- [The request] The records below are to be quoted in full; please keep every word exact.

A run of records:
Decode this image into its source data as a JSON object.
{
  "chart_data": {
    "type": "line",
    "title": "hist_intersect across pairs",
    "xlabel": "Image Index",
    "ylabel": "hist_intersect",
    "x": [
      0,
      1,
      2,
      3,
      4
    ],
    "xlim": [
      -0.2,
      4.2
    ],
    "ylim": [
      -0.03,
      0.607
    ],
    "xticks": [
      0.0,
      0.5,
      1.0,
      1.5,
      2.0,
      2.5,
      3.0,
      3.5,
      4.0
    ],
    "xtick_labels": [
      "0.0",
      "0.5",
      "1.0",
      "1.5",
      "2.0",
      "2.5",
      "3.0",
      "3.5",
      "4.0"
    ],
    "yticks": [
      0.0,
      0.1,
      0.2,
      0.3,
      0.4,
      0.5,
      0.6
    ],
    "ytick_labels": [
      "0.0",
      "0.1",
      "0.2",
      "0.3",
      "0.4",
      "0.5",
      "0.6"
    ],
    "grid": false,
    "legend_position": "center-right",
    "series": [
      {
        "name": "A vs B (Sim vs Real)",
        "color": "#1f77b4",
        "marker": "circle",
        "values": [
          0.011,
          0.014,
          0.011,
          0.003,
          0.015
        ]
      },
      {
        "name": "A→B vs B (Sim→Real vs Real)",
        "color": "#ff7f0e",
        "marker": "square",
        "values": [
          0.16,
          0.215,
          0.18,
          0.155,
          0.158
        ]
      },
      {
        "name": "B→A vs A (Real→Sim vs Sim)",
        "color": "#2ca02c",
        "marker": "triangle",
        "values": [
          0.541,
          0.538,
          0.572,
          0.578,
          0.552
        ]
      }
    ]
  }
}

- [Finished task]
Decode this image into its source data as a JSON object.
{
  "chart_data": {
    "type": "line",
    "title": "hist_intersect across pairs",
    "xlabel": "Image Index",
    "ylabel": "hist_intersect",
    "x": [
      0,
      1,
      2,
      3,
      4
    ],
    "xlim": [
      -0.2,
      4.2
    ],
    "ylim": [
      -0.03,
      0.607
    ],
    "xticks": [
      0.0,
      0.5,
      1.0,
      1.5,
      2.0,
      2.5,
      3.0,
      3.5,
      4.0
    ],
    "xtick_labels": [
      "0.0",
      "0.5",
      "1.0",
      "1.5",
      "2.0",
      "2.5",
      "3.0",
      "3.5",
      "4.0"
    ],
    "yticks": [
      0.0,
      0.1,
      0.2,
      0.3,
      0.4,
      0.5,
      0.6
    ],
    "ytick_labels": [
      "0.0",
      "0.1",
      "0.2",
      "0.3",
      "0.4",
      "0.5",
      "0.6"
    ],
    "grid": false,
    "legend_position": "center-right",
    "series": [
      {
        "name": "A vs B (Sim vs Real)",
        "color": "#1f77b4",
        "marker": "circle",
        "values": [
          0.011,
          0.014,
          0.011,
          0.003,
          0.015
        ]
      },
      {
        "name": "A→B vs B (Sim→Real vs Real)",
        "color": "#ff7f0e",
        "marker": "square",
        "values": [
          0.16,
          0.215,
          0.18,
          0.155,
          0.158
        ]
      },
      {
        "name": "B→A vs A (Real→Sim vs Sim)",
        "color": "#2ca02c",
        "marker": "triangle",
        "values": [
          0.541,
          0.538,
          0.572,
          0.578,
          0.552
        ]
      }
    ]
  }
}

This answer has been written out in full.